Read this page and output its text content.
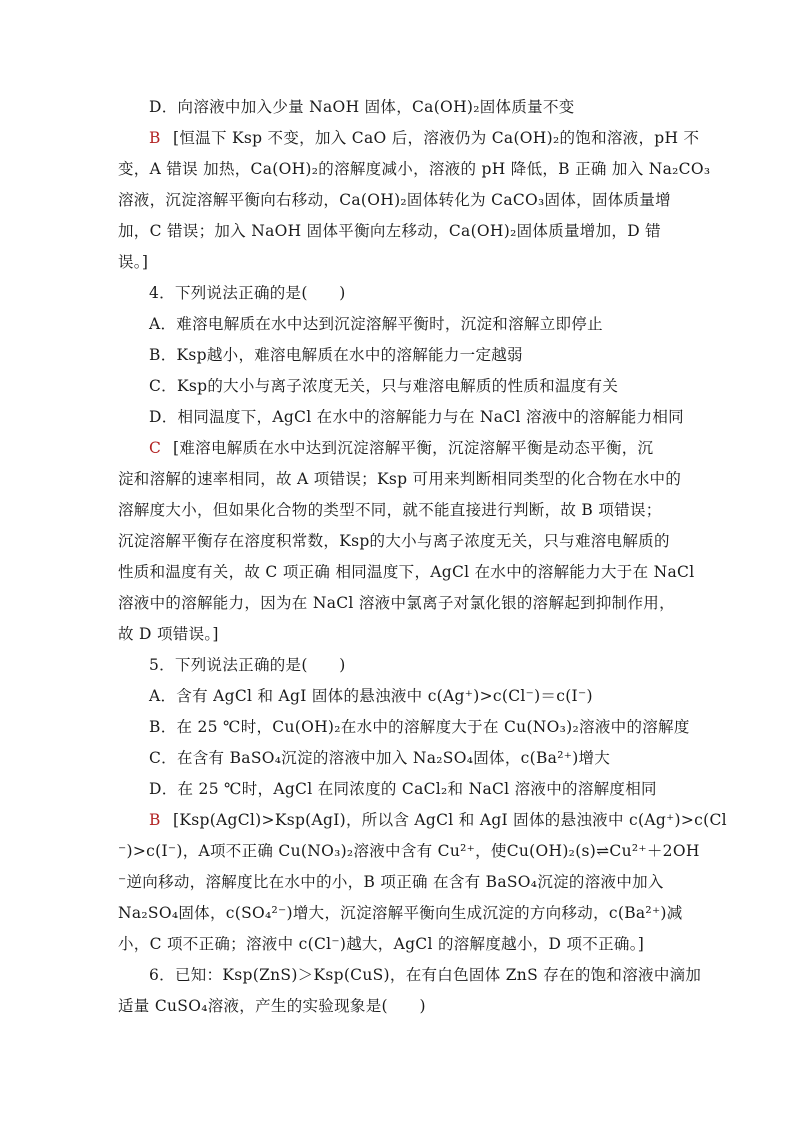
D．向溶液中加入少量 NaOH 固体，Ca(OH)₂固体质量不变
B [恒温下 Ksp 不变，加入 CaO 后，溶液仍为 Ca(OH)₂的饱和溶液，pH 不
变，A 错误 加热，Ca(OH)₂的溶解度减小，溶液的 pH 降低，B 正确 加入 Na₂CO₃
溶液，沉淀溶解平衡向右移动，Ca(OH)₂固体转化为 CaCO₃固体，固体质量增
加，C 错误；加入 NaOH 固体平衡向左移动，Ca(OH)₂固体质量增加，D 错
误。]
4．下列说法正确的是(　　)
A．难溶电解质在水中达到沉淀溶解平衡时，沉淀和溶解立即停止
B．Ksp越小，难溶电解质在水中的溶解能力一定越弱
C．Ksp的大小与离子浓度无关，只与难溶电解质的性质和温度有关
D．相同温度下，AgCl 在水中的溶解能力与在 NaCl 溶液中的溶解能力相同
C [难溶电解质在水中达到沉淀溶解平衡，沉淀溶解平衡是动态平衡，沉
淀和溶解的速率相同，故 A 项错误；Ksp 可用来判断相同类型的化合物在水中的
溶解度大小，但如果化合物的类型不同，就不能直接进行判断，故 B 项错误；
沉淀溶解平衡存在溶度积常数，Ksp的大小与离子浓度无关，只与难溶电解质的
性质和温度有关，故 C 项正确 相同温度下，AgCl 在水中的溶解能力大于在 NaCl
溶液中的溶解能力，因为在 NaCl 溶液中氯离子对氯化银的溶解起到抑制作用，
故 D 项错误。]
5．下列说法正确的是(　　)
A．含有 AgCl 和 AgI 固体的悬浊液中 c(Ag⁺)>c(Cl⁻)＝c(I⁻)
B．在 25 ℃时，Cu(OH)₂在水中的溶解度大于在 Cu(NO₃)₂溶液中的溶解度
C．在含有 BaSO₄沉淀的溶液中加入 Na₂SO₄固体，c(Ba²⁺)增大
D．在 25 ℃时，AgCl 在同浓度的 CaCl₂和 NaCl 溶液中的溶解度相同
B [Ksp(AgCl)>Ksp(AgI)，所以含 AgCl 和 AgI 固体的悬浊液中 c(Ag⁺)>c(Cl
⁻)>c(I⁻)，A项不正确 Cu(NO₃)₂溶液中含有 Cu²⁺，使Cu(OH)₂(s)⇌Cu²⁺＋2OH
⁻逆向移动，溶解度比在水中的小，B 项正确 在含有 BaSO₄沉淀的溶液中加入
Na₂SO₄固体，c(SO₄²⁻)增大，沉淀溶解平衡向生成沉淀的方向移动，c(Ba²⁺)减
小，C 项不正确；溶液中 c(Cl⁻)越大，AgCl 的溶解度越小，D 项不正确。]
6．已知：Ksp(ZnS)＞Ksp(CuS)，在有白色固体 ZnS 存在的饱和溶液中滴加
适量 CuSO₄溶液，产生的实验现象是(　　)
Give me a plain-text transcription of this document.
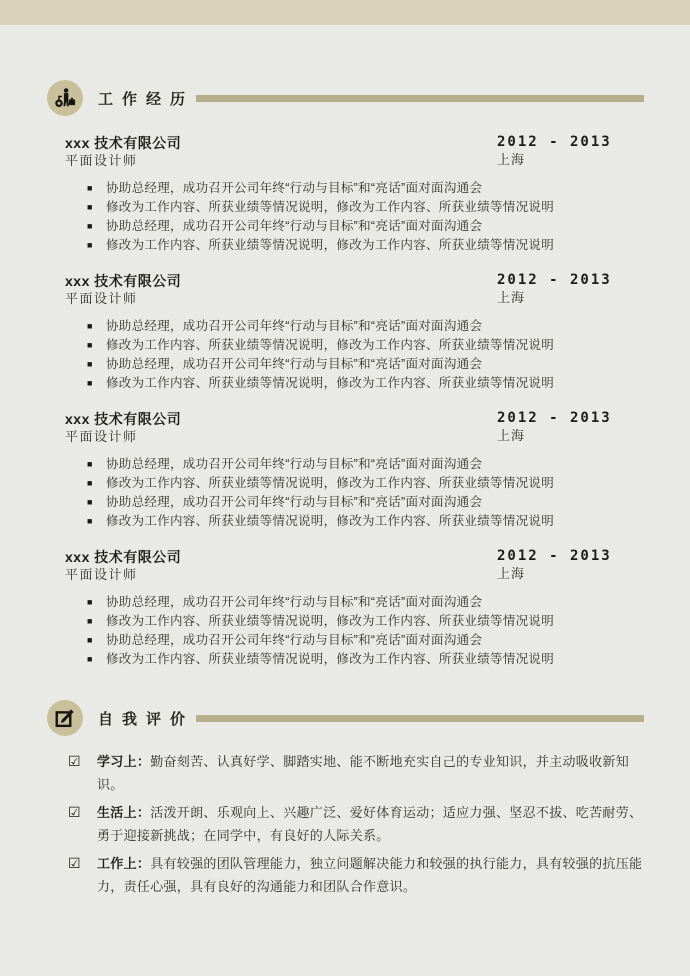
工作经历
xxx 技术有限公司
平面设计师
2012 - 2013
上海
■ 协助总经理，成功召开公司年终“行动与目标”和“亮话”面对面沟通会
■ 修改为工作内容、所获业绩等情况说明，修改为工作内容、所获业绩等情况说明
■ 协助总经理，成功召开公司年终“行动与目标”和“亮话”面对面沟通会
■ 修改为工作内容、所获业绩等情况说明，修改为工作内容、所获业绩等情况说明
xxx 技术有限公司
平面设计师
2012 - 2013
上海
■ 协助总经理，成功召开公司年终“行动与目标”和“亮话”面对面沟通会
■ 修改为工作内容、所获业绩等情况说明，修改为工作内容、所获业绩等情况说明
■ 协助总经理，成功召开公司年终“行动与目标”和“亮话”面对面沟通会
■ 修改为工作内容、所获业绩等情况说明，修改为工作内容、所获业绩等情况说明
xxx 技术有限公司
平面设计师
2012 - 2013
上海
■ 协助总经理，成功召开公司年终“行动与目标”和“亮话”面对面沟通会
■ 修改为工作内容、所获业绩等情况说明，修改为工作内容、所获业绩等情况说明
■ 协助总经理，成功召开公司年终“行动与目标”和“亮话”面对面沟通会
■ 修改为工作内容、所获业绩等情况说明，修改为工作内容、所获业绩等情况说明
xxx 技术有限公司
平面设计师
2012 - 2013
上海
■ 协助总经理，成功召开公司年终“行动与目标”和“亮话”面对面沟通会
■ 修改为工作内容、所获业绩等情况说明，修改为工作内容、所获业绩等情况说明
■ 协助总经理，成功召开公司年终“行动与目标”和“亮话”面对面沟通会
■ 修改为工作内容、所获业绩等情况说明，修改为工作内容、所获业绩等情况说明
自我评价
☑ 学习上：勤奋刻苦、认真好学、脚踏实地、能不断地充实自己的专业知识，并主动吸收新知识。
☑ 生活上：活泼开朗、乐观向上、兴趣广泛、爱好体育运动；适应力强、坚忍不拔、吃苦耐劳、勇于迎接新挑战；在同学中，有良好的人际关系。
☑ 工作上：具有较强的团队管理能力，独立问题解决能力和较强的执行能力，具有较强的抗压能力，责任心强，具有良好的沟通能力和团队合作意识。
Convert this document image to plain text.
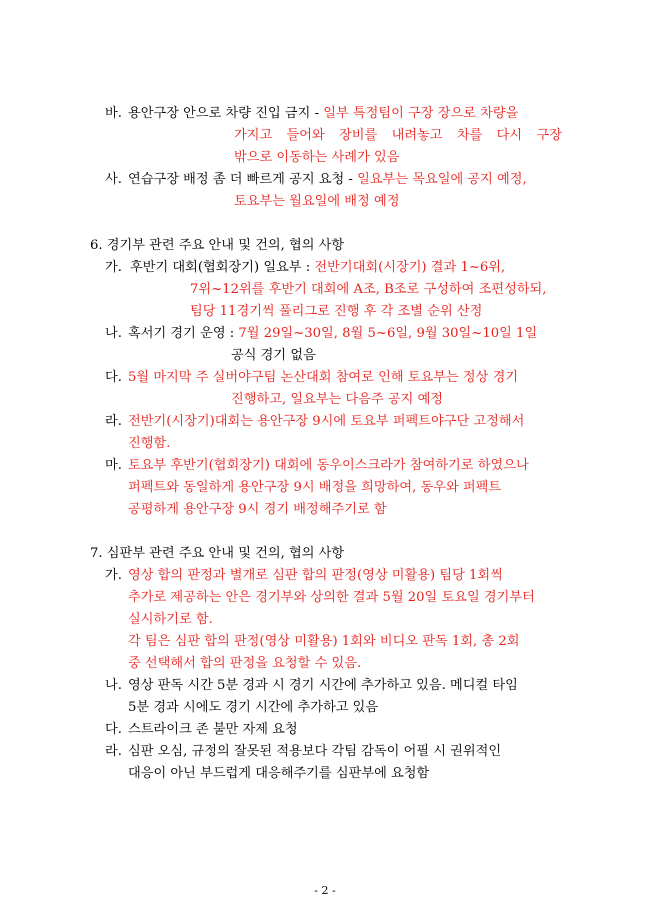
바. 용안구장 안으로 차량 진입 금지 - 일부 특정팀이 구장 장으로 차량을
가지고 들어와 장비를 내려놓고 차를 다시 구장
밖으로 이동하는 사례가 있음
사. 연습구장 배정 좀 더 빠르게 공지 요청 - 일요부는 목요일에 공지 예정,
토요부는 월요일에 배정 예정
6. 경기부 관련 주요 안내 및 건의, 협의 사항
가. 후반기 대회(협회장기) 일요부 : 전반기대회(시장기) 결과 1~6위,
7위~12위를 후반기 대회에 A조, B조로 구성하여 조편성하되,
팀당 11경기씩 풀리그로 진행 후 각 조별 순위 산정
나. 혹서기 경기 운영 : 7월 29일~30일, 8월 5~6일, 9월 30일~10일 1일
공식 경기 없음
다. 5월 마지막 주 실버야구팀 논산대회 참여로 인해 토요부는 정상 경기
진행하고, 일요부는 다음주 공지 예정
라. 전반기(시장기)대회는 용안구장 9시에 토요부 퍼펙트야구단 고정해서
진행함.
마. 토요부 후반기(협회장기) 대회에 동우이스크라가 참여하기로 하였으나
퍼펙트와 동일하게 용안구장 9시 배정을 희망하여, 동우와 퍼펙트
공평하게 용안구장 9시 경기 배정해주기로 함
7. 심판부 관련 주요 안내 및 건의, 협의 사항
가. 영상 합의 판정과 별개로 심판 합의 판정(영상 미활용) 팀당 1회씩
추가로 제공하는 안은 경기부와 상의한 결과 5월 20일 토요일 경기부터
실시하기로 함.
각 팀은 심판 합의 판정(영상 미활용) 1회와 비디오 판독 1회, 총 2회
중 선택해서 합의 판정을 요청할 수 있음.
나. 영상 판독 시간 5분 경과 시 경기 시간에 추가하고 있음. 메디컬 타임
5분 경과 시에도 경기 시간에 추가하고 있음
다. 스트라이크 존 불만 자제 요청
라. 심판 오심, 규정의 잘못된 적용보다 각팀 감독이 어필 시 권위적인
대응이 아닌 부드럽게 대응해주기를 심판부에 요청함
- 2 -
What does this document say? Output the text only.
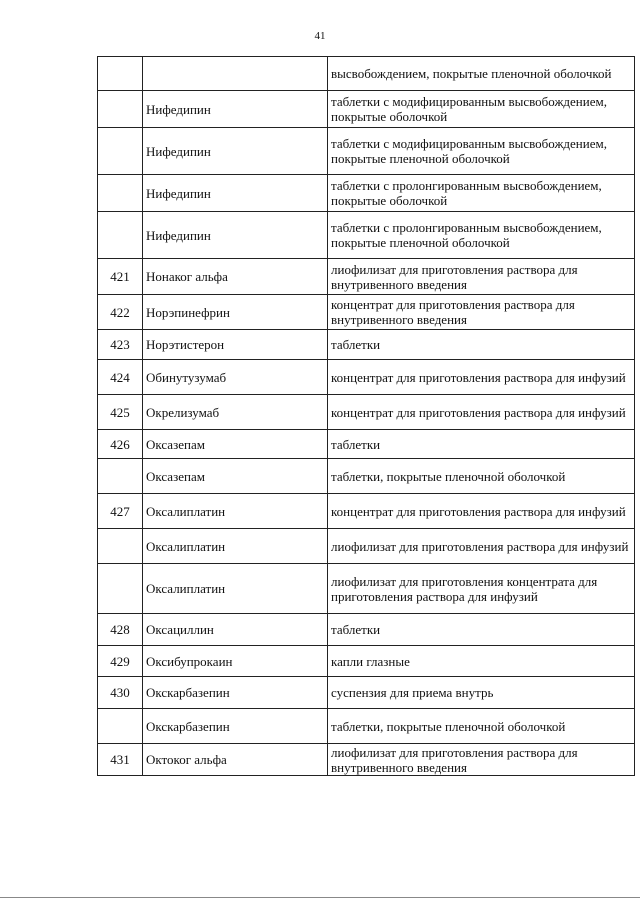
41
		высвобождением, покрытые пленочной оболочкой
	Нифедипин	таблетки с модифицированным высвобождением, покрытые оболочкой
	Нифедипин	таблетки с модифицированным высвобождением, покрытые пленочной оболочкой
	Нифедипин	таблетки с пролонгированным высвобождением, покрытые оболочкой
	Нифедипин	таблетки с пролонгированным высвобождением, покрытые пленочной оболочкой
421	Нонаког альфа	лиофилизат для приготовления раствора для внутривенного введения
422	Норэпинефрин	концентрат для приготовления раствора для внутривенного введения
423	Норэтистерон	таблетки
424	Обинутузумаб	концентрат для приготовления раствора для инфузий
425	Окрелизумаб	концентрат для приготовления раствора для инфузий
426	Оксазепам	таблетки
	Оксазепам	таблетки, покрытые пленочной оболочкой
427	Оксалиплатин	концентрат для приготовления раствора для инфузий
	Оксалиплатин	лиофилизат для приготовления раствора для инфузий
	Оксалиплатин	лиофилизат для приготовления концентрата для приготовления раствора для инфузий
428	Оксациллин	таблетки
429	Оксибупрокаин	капли глазные
430	Окскарбазепин	суспензия для приема внутрь
	Окскарбазепин	таблетки, покрытые пленочной оболочкой
431	Октоког альфа	лиофилизат для приготовления раствора для внутривенного введения
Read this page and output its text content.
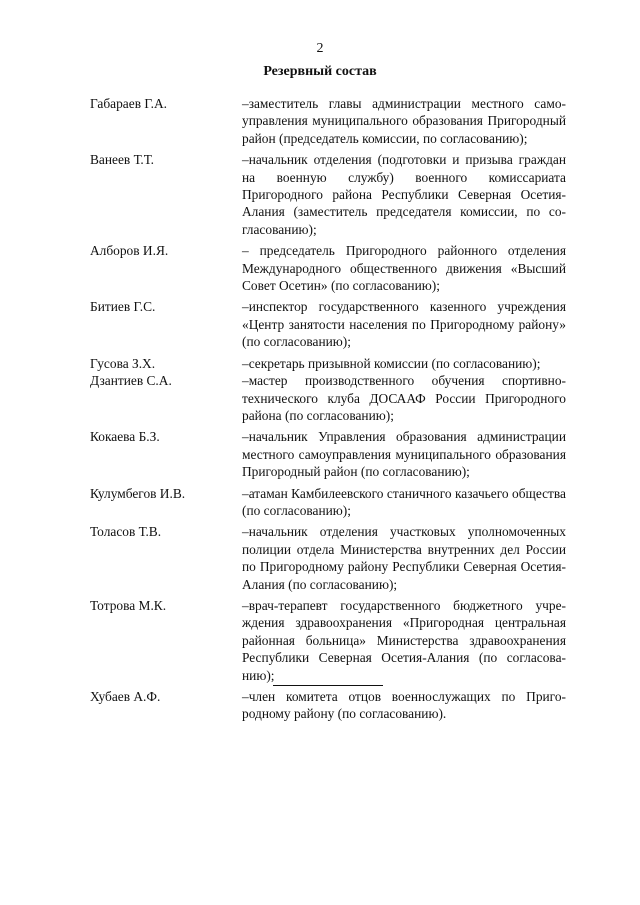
2
Резервный состав
Габараев Г.А.	–заместитель главы администрации местного самоуправления муниципального образования Пригородный район (председатель комиссии, по согласованию);
Ванеев Т.Т.	–начальник отделения (подготовки и призыва граждан на военную службу) военного комиссариата Пригородного района Республики Северная Осетия-Алания (заместитель председателя комиссии, по согласованию);
Алборов И.Я.	– председатель Пригородного районного отделения Международного общественного движения «Высший Совет Осетин» (по согласованию);
Битиев Г.С.	–инспектор государственного казенного учреждения «Центр занятости населения по Пригородному району» (по согласованию);
Гусова З.Х.	–секретарь призывной комиссии (по согласованию);
Дзантиев С.А.	–мастер производственного обучения спортивно-технического клуба ДОСААФ России Пригородного района (по согласованию);
Кокаева Б.З.	–начальник Управления образования администрации местного самоуправления муниципального образования Пригородный район (по согласованию);
Кулумбегов И.В.	–атаман Камбилеевского станичного казачьего общества (по согласованию);
Толасов Т.В.	–начальник отделения участковых уполномоченных полиции отдела Министерства внутренних дел России по Пригородному району Республики Северная Осетия-Алания (по согласованию);
Тотрова М.К.	–врач-терапевт государственного бюджетного учреждения здравоохранения «Пригородная центральная районная больница» Министерства здравоохранения Республики Северная Осетия-Алания (по согласованию);
Хубаев А.Ф.	–член комитета отцов военнослужащих по Пригородному району (по согласованию).
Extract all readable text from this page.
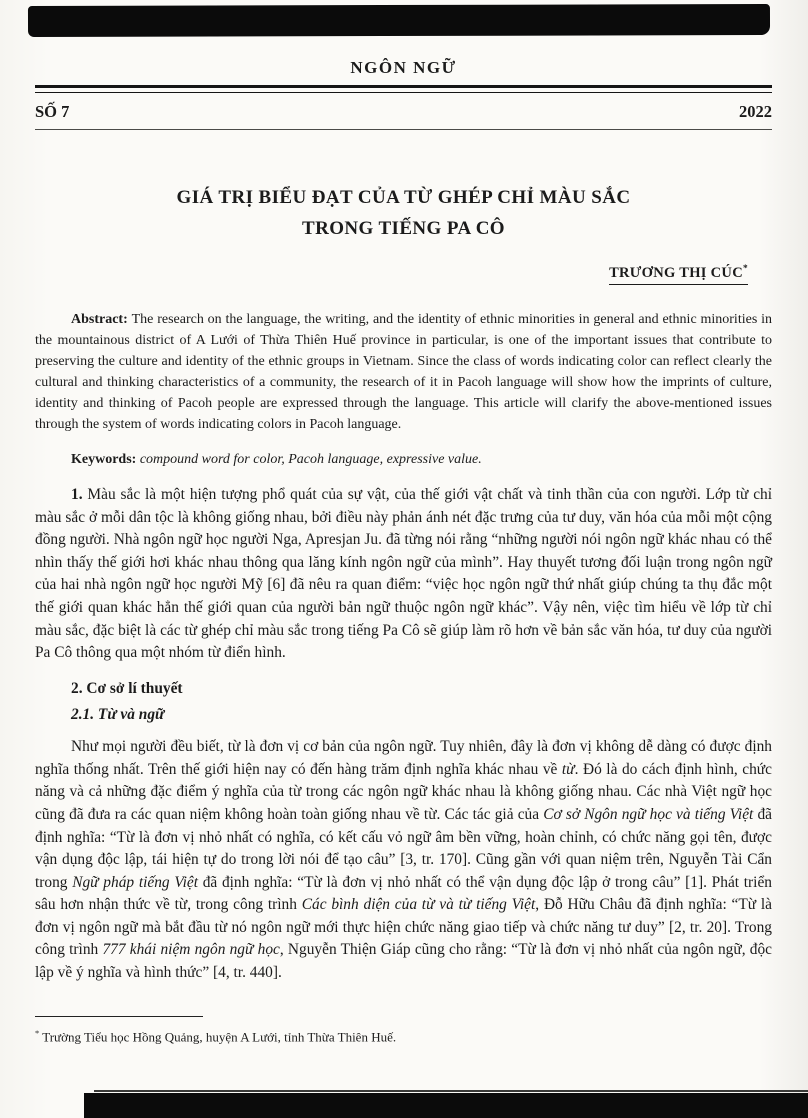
NGÔN NGỮ
SỐ 7	2022
GIÁ TRỊ BIỂU ĐẠT CỦA TỪ GHÉP CHỈ MÀU SẮC
TRONG TIẾNG PA CÔ
TRƯƠNG THỊ CÚC*

Abstract: The research on the language, the writing, and the identity of ethnic minorities in general and ethnic minorities in the mountainous district of A Lưới of Thừa Thiên Huế province in particular, is one of the important issues that contribute to preserving the culture and identity of the ethnic groups in Vietnam. Since the class of words indicating color can reflect clearly the cultural and thinking characteristics of a community, the research of it in Pacoh language will show how the imprints of culture, identity and thinking of Pacoh people are expressed through the language. This article will clarify the above-mentioned issues through the system of words indicating colors in Pacoh language.

Keywords: compound word for color, Pacoh language, expressive value.

1. Màu sắc là một hiện tượng phổ quát của sự vật, của thế giới vật chất và tinh thần của con người. Lớp từ chỉ màu sắc ở mỗi dân tộc là không giống nhau, bởi điều này phản ánh nét đặc trưng của tư duy, văn hóa của mỗi một cộng đồng người. Nhà ngôn ngữ học người Nga, Apresjan Ju. đã từng nói rằng “những người nói ngôn ngữ khác nhau có thể nhìn thấy thế giới hơi khác nhau thông qua lăng kính ngôn ngữ của mình”. Hay thuyết tương đối luận trong ngôn ngữ của hai nhà ngôn ngữ học người Mỹ [6] đã nêu ra quan điểm: “việc học ngôn ngữ thứ nhất giúp chúng ta thụ đắc một thế giới quan khác hẳn thế giới quan của người bản ngữ thuộc ngôn ngữ khác”. Vậy nên, việc tìm hiểu về lớp từ chỉ màu sắc, đặc biệt là các từ ghép chỉ màu sắc trong tiếng Pa Cô sẽ giúp làm rõ hơn về bản sắc văn hóa, tư duy của người Pa Cô thông qua một nhóm từ điển hình.

2. Cơ sở lí thuyết
2.1. Từ và ngữ

Như mọi người đều biết, từ là đơn vị cơ bản của ngôn ngữ. Tuy nhiên, đây là đơn vị không dễ dàng có được định nghĩa thống nhất. Trên thế giới hiện nay có đến hàng trăm định nghĩa khác nhau về từ. Đó là do cách định hình, chức năng và cả những đặc điểm ý nghĩa của từ trong các ngôn ngữ khác nhau là không giống nhau. Các nhà Việt ngữ học cũng đã đưa ra các quan niệm không hoàn toàn giống nhau về từ. Các tác giả của Cơ sở Ngôn ngữ học và tiếng Việt đã định nghĩa: “Từ là đơn vị nhỏ nhất có nghĩa, có kết cấu vỏ ngữ âm bền vững, hoàn chỉnh, có chức năng gọi tên, được vận dụng độc lập, tái hiện tự do trong lời nói để tạo câu” [3, tr. 170]. Cũng gần với quan niệm trên, Nguyễn Tài Cẩn trong Ngữ pháp tiếng Việt đã định nghĩa: “Từ là đơn vị nhỏ nhất có thể vận dụng độc lập ở trong câu” [1]. Phát triển sâu hơn nhận thức về từ, trong công trình Các bình diện của từ và từ tiếng Việt, Đỗ Hữu Châu đã định nghĩa: “Từ là đơn vị ngôn ngữ mà bắt đầu từ nó ngôn ngữ mới thực hiện chức năng giao tiếp và chức năng tư duy” [2, tr. 20]. Trong công trình 777 khái niệm ngôn ngữ học, Nguyễn Thiện Giáp cũng cho rằng: “Từ là đơn vị nhỏ nhất của ngôn ngữ, độc lập về ý nghĩa và hình thức” [4, tr. 440].

* Trường Tiểu học Hồng Quảng, huyện A Lưới, tỉnh Thừa Thiên Huế.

—————

→ TASK GOAL:
Above are the records. Identify each line that contains the word "введения".

→ EXPECTED OUTPUT:
421	Нонаког альфа	лиофилизат для приготовления раствора для внутривенного введения
422	Норэпинефрин	концентрат для приготовления раствора для внутривенного введения
431	Октоког альфа	лиофилизат для приготовления раствора для внутривенного введения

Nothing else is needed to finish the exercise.